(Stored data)
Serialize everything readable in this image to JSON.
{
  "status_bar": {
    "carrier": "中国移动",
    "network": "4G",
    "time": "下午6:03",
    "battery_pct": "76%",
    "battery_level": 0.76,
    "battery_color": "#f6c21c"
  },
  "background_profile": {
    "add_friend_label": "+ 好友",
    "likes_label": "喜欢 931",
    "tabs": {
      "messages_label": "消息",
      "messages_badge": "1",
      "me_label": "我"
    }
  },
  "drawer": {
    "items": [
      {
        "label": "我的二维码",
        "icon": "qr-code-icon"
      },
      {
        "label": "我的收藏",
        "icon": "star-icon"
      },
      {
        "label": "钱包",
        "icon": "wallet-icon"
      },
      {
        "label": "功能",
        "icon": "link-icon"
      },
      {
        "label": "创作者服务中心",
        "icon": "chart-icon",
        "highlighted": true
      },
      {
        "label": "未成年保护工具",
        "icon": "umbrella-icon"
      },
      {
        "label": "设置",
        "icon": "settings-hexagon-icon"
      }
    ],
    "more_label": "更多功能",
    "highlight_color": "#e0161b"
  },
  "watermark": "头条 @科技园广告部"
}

Objective >>
Above are some records; repeat all of them exactly.

Task result >>
Serialize everything readable in this image to JSON.
{
  "status_bar": {
    "carrier": "中国移动",
    "network": "4G",
    "time": "下午6:03",
    "battery_pct": "76%",
    "battery_level": 0.76,
    "battery_color": "#f6c21c"
  },
  "background_profile": {
    "add_friend_label": "+ 好友",
    "likes_label": "喜欢 931",
    "tabs": {
      "messages_label": "消息",
      "messages_badge": "1",
      "me_label": "我"
    }
  },
  "drawer": {
    "items": [
      {
        "label": "我的二维码",
        "icon": "qr-code-icon"
      },
      {
        "label": "我的收藏",
        "icon": "star-icon"
      },
      {
        "label": "钱包",
        "icon": "wallet-icon"
      },
      {
        "label": "功能",
        "icon": "link-icon"
      },
      {
        "label": "创作者服务中心",
        "icon": "chart-icon",
        "highlighted": true
      },
      {
        "label": "未成年保护工具",
        "icon": "umbrella-icon"
      },
      {
        "label": "设置",
        "icon": "settings-hexagon-icon"
      }
    ],
    "more_label": "更多功能",
    "highlight_color": "#e0161b"
  },
  "watermark": "头条 @科技园广告部"
}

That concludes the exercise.